┌─ 提示文

当時予報課に配属された新人は、まず天気図プロットを徹底的に仕込まれた。これは国内をはじめ、東アジア地域から入電する気象電報(気圧や風向・風速などの気象観測の結果を、型式を定めて通報する電報)を無線で傍受し、天気図へ記入する仕事である。等圧線や高・低気圧の位置などを決定する天気図描画、あるいは予報や注意報・警報などの作成は、予報官やベテランの仕事である。天気図は毎日何枚も記入するので、プロッター(プロットする人)でもベテランになると、どこの地点でどのくらい風が吹くか、というようなことは身体が覚え込んでいる。50ノット(平均風速25m/秒)を越す風はペナント(風速の…が戸の形になり、旗に似ていることからこう呼ぶ)といって、国内では富士山などの山岳官署と室戸岬の他は減多に現れないが、それが午後になると紀伊半島を中心に、あちこちで見られるようになった。
「オイッ、あちこちでペナントが出てきたぞ、スゲエナアー!」
ベテランプロッターが感嘆をこめて叫び声を上げた。
当日名古屋の気象台は、これよりだいぶ前の午前11時には警報(警報は重大な災害が発生すると予想されたときに発表する)を発表している。当時としてはまことに適確な早期発表で災害の結果からみて、もしこの警報を出し遅れていたら世間からどんな非難を浴びただろうか。後日談として、気象台としては胸を撫で下ろしていた次第なのだが…。
夕方になると、防災や報道関係の人たちが集まり、予報課の現業室(天気図を作成したり、予報や情報を発表する部屋)は慌しい雰囲気になってきた。
情報を発表するたびに、一斉電話でその内容を伝える気象台職員の緊迫した大声、独自の取材をして自社へ伝える報道記者、パトカーが来てその無線を利用して(防災無線は今ほど完備していなかった)情報を伝える県や市の消防関係者。それに、一般の人からの問い合わせに応ずる気象台職員の声などが混じり合う。
「おい、今、港の方へ行ってきたら物凄い雨と風で飛ばされそうになったぞ!」
別の新聞記者が、叫びながら飛び込んできた。そのころになると、通称日和山という、市内東部の小高い山の上にある気象台辺りでも、次第に風雨が強くなってきた。
雨合羽を羽織った観測員が、背中を丸めて露場(気象観測用の計機が設置されているところ。現在は観測機器の性能が上がり、遠隔観測ができるようになったが、当時は例えば気温や湿度なども露場の百葉箱の中で目盛りを読んだ)へ行き来する。若い職員が風に飛ばされて、行きたいと思った道とは別の道へ行ってしまった、という笑い声も混じる。
官舎が危ないとかで構内の官舎に住む予報官の家族が避難してきた。当の予報官は、奥さんに「その辺にいなさい」と一声かけただけで、そのあと家族の方を見向きもせず天気図の描画に真剣であった(レーダーや気象衛星のない当時、天気図の描画は、台風の中心などの決定の決め手になるもので、最も重要な仕事であった。)。

└─
┌─ 与えられた情報

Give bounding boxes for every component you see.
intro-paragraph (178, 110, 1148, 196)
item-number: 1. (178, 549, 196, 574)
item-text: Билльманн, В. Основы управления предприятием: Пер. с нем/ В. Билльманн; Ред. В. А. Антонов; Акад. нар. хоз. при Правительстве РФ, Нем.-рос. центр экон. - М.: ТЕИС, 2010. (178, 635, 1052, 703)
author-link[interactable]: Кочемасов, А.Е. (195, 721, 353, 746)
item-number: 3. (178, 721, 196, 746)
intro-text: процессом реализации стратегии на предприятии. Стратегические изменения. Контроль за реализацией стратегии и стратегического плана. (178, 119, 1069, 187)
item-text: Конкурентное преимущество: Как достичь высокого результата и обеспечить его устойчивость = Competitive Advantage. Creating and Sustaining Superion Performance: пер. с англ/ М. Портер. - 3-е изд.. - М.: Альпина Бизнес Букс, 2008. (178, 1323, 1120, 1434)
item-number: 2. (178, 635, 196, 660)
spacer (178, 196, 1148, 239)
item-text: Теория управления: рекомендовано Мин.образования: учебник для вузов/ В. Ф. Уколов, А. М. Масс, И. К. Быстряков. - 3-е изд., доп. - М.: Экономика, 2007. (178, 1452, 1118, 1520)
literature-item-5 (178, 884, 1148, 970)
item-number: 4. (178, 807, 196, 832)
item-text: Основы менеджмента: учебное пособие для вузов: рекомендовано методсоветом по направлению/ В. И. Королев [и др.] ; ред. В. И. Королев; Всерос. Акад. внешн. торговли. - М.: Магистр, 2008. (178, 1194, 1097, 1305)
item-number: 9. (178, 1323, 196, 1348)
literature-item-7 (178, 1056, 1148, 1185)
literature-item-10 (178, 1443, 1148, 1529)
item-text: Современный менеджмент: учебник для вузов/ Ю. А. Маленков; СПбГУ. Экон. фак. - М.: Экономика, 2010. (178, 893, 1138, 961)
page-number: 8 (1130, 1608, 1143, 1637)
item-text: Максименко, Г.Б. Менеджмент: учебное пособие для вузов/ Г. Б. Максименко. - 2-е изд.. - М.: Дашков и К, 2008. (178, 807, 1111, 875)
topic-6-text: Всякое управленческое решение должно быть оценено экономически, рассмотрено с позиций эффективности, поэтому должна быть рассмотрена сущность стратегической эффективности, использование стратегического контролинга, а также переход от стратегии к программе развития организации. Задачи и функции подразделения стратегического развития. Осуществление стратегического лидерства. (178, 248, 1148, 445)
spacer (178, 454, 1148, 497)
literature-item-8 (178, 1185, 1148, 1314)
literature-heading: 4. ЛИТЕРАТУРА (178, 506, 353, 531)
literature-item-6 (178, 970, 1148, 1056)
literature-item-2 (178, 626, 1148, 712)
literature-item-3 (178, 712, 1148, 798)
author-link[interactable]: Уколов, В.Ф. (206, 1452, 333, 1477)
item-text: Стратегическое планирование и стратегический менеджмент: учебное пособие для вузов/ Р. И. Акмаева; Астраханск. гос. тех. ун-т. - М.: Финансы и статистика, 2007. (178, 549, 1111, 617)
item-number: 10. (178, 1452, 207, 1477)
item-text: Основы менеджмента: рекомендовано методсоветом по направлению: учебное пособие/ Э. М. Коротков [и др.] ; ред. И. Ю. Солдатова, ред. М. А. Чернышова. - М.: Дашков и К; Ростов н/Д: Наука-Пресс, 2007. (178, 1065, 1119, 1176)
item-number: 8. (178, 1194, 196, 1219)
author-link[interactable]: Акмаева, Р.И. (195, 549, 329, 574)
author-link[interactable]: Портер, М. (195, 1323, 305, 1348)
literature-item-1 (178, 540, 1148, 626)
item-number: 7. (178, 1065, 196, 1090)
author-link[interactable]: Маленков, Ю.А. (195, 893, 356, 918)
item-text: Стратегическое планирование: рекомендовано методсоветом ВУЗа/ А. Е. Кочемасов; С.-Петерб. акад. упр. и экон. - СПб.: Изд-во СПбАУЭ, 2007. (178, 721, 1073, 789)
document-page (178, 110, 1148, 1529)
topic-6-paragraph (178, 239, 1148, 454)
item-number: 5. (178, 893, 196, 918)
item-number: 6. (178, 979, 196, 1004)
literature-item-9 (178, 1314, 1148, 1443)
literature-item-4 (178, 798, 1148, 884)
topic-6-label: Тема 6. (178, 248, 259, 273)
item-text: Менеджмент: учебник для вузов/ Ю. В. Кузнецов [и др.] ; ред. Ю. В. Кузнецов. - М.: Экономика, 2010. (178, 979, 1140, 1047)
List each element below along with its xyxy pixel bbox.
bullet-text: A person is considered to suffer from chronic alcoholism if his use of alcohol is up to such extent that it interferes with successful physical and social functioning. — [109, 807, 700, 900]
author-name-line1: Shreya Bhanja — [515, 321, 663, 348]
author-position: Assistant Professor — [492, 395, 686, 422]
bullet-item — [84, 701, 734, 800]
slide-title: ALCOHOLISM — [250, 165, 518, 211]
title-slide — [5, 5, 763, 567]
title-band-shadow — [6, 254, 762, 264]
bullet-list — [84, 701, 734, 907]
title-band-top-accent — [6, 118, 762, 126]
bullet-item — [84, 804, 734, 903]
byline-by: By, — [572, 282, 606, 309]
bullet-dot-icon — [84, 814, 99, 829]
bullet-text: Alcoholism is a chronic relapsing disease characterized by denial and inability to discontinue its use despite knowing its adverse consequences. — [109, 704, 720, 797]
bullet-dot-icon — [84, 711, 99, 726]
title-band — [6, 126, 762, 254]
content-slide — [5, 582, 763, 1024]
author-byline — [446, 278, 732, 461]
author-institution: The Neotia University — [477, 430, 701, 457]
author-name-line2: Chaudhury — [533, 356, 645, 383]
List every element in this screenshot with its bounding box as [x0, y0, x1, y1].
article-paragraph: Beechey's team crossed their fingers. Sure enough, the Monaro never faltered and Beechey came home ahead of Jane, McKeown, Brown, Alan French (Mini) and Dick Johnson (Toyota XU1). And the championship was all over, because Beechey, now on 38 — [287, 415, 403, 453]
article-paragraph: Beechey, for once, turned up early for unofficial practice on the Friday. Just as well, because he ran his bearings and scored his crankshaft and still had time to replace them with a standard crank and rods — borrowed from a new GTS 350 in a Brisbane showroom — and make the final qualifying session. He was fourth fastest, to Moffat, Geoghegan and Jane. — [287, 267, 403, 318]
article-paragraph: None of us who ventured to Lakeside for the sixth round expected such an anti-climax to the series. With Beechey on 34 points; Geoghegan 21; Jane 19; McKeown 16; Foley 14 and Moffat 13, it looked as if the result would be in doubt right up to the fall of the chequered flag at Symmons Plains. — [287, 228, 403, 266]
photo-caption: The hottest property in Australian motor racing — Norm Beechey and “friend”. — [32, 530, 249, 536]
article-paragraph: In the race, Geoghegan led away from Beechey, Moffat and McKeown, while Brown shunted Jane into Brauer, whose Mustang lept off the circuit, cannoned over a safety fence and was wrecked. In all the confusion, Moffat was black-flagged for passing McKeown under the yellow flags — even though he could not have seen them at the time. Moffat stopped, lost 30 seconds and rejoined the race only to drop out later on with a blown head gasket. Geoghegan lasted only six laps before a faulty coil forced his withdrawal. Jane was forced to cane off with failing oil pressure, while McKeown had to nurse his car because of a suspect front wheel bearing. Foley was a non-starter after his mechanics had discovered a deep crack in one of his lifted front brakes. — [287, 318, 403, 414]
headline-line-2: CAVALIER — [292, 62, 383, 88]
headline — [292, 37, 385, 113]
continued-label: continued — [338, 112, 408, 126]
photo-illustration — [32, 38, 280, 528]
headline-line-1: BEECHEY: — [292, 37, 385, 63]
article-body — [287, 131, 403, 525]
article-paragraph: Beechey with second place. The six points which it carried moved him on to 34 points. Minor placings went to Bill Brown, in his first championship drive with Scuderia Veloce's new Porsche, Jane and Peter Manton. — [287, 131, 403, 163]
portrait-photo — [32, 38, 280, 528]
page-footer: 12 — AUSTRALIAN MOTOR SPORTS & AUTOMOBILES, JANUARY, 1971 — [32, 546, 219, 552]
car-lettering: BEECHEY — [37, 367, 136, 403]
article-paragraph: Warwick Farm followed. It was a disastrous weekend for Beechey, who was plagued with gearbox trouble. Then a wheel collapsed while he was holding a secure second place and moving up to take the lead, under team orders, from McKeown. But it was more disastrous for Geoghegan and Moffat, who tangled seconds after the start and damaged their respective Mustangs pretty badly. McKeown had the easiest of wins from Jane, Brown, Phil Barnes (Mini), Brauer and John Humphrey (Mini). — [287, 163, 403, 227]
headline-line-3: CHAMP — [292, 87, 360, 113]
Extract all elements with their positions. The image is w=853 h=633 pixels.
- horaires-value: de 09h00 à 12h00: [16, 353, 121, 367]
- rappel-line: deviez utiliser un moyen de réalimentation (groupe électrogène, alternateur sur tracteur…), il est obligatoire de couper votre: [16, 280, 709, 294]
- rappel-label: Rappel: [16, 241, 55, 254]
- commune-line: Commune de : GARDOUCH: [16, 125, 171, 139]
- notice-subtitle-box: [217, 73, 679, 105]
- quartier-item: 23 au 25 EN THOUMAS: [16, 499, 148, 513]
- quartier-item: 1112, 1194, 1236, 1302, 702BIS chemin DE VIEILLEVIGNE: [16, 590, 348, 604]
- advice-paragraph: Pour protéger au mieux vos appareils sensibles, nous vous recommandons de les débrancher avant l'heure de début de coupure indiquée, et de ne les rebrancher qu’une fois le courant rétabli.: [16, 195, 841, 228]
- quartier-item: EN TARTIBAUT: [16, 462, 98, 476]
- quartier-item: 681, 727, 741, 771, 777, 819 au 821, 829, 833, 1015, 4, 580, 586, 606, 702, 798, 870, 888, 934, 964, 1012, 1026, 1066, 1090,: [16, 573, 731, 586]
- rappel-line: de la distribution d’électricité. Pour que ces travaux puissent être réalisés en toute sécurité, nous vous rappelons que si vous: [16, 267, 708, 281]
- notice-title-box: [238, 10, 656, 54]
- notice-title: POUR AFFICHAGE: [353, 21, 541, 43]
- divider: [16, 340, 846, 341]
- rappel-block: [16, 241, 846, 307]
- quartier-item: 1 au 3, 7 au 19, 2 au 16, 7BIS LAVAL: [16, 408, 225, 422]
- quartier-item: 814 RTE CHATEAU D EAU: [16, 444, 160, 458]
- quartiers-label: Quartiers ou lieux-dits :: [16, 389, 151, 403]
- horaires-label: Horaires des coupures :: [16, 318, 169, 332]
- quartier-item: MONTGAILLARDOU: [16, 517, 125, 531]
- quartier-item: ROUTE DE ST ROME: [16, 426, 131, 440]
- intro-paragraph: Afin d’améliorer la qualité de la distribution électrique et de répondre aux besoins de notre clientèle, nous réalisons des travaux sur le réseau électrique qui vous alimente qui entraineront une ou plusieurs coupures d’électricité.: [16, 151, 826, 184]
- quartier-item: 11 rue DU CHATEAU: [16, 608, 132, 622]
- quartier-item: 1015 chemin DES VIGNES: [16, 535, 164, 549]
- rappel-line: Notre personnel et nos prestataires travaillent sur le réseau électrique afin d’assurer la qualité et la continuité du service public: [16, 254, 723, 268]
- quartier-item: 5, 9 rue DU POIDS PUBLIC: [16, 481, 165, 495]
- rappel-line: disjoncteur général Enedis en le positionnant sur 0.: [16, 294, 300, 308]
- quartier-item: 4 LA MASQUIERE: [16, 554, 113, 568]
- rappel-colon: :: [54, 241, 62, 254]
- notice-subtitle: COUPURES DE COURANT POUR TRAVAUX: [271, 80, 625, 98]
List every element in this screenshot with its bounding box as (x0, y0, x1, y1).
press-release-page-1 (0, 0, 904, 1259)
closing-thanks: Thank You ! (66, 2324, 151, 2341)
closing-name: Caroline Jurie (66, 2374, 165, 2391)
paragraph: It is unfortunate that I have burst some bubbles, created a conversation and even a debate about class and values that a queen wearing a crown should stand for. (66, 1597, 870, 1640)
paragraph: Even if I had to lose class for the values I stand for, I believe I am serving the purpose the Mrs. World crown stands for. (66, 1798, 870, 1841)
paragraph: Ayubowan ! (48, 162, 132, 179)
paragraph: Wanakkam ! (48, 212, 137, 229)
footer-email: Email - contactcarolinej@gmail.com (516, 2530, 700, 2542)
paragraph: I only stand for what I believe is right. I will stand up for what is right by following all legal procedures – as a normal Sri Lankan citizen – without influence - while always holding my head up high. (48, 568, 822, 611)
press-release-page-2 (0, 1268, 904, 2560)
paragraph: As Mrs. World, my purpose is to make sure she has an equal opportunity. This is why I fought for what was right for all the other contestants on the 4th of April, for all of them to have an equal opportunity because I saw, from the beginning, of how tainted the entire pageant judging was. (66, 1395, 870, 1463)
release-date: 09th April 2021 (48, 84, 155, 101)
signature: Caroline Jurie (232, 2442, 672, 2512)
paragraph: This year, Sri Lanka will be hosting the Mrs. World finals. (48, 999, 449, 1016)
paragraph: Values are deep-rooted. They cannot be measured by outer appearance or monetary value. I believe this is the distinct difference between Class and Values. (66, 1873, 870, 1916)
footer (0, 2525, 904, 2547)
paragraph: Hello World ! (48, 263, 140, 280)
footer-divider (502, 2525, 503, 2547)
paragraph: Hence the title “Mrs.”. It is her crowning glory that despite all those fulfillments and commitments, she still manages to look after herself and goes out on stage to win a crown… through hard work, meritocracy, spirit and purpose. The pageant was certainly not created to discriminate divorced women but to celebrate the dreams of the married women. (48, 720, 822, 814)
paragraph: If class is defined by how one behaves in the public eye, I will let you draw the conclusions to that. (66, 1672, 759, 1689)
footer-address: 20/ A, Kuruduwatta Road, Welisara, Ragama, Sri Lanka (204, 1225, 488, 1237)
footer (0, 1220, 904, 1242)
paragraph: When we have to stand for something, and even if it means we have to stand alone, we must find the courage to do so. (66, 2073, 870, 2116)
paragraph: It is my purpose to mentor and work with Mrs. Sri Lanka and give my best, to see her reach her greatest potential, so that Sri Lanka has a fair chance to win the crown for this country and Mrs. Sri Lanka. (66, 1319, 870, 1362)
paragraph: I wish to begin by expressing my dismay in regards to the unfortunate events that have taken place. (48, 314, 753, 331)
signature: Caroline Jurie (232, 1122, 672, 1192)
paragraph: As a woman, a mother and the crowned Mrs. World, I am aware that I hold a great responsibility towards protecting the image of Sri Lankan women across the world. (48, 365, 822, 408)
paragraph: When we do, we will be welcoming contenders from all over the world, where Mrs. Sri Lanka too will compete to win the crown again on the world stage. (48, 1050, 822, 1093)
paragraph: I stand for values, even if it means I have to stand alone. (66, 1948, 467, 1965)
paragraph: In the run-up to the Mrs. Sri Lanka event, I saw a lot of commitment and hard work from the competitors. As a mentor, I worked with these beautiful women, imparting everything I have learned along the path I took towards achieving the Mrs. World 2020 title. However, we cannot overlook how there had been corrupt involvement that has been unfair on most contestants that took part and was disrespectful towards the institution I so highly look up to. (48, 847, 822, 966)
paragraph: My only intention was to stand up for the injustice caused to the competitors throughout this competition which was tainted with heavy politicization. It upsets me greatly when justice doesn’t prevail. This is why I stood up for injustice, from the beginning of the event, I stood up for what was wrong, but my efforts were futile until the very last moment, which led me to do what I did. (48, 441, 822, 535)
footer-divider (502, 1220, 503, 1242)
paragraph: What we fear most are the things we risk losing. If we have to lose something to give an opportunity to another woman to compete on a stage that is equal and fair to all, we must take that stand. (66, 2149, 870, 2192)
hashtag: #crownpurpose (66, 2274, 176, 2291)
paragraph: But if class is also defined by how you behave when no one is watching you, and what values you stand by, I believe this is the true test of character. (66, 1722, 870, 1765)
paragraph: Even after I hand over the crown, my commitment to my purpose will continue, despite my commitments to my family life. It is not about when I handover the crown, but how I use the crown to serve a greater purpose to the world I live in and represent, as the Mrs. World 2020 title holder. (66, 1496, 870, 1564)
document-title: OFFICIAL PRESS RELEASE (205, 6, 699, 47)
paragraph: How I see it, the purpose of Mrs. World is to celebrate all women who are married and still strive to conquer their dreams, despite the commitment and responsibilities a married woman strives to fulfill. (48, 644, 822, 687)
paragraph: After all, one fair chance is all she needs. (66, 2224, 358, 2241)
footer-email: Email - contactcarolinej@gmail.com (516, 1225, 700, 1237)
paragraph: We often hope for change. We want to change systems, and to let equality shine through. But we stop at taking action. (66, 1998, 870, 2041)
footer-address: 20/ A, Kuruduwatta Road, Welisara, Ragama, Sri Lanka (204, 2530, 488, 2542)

└─

課題の目的 ::
提示文から、「当日名古屋の気象台は、これよ」を含む語句で始まり「台職員の声などが混じり合う。」で終わる部分を、一字も変えずに書き出してください。

作業の結果 ::
当日名古屋の気象台は、これよりだいぶ前の午前11時には警報(警報は重大な災害が発生すると予想されたときに発表する)を発表している。当時としてはまことに適確な早期発表で災害の結果からみて、もしこの警報を出し遅れていたら世間からどんな非難を浴びただろうか。後日談として、気象台としては胸を撫で下ろしていた次第なのだが…。
夕方になると、防災や報道関係の人たちが集まり、予報課の現業室(天気図を作成したり、予報や情報を発表する部屋)は慌しい雰囲気になってきた。
情報を発表するたびに、一斉電話でその内容を伝える気象台職員の緊迫した大声、独自の取材をして自社へ伝える報道記者、パトカーが来てその無線を利用して(防災無線は今ほど完備していなかった)情報を伝える県や市の消防関係者。それに、一般の人からの問い合わせに応ずる気象台職員の声などが混じり合う。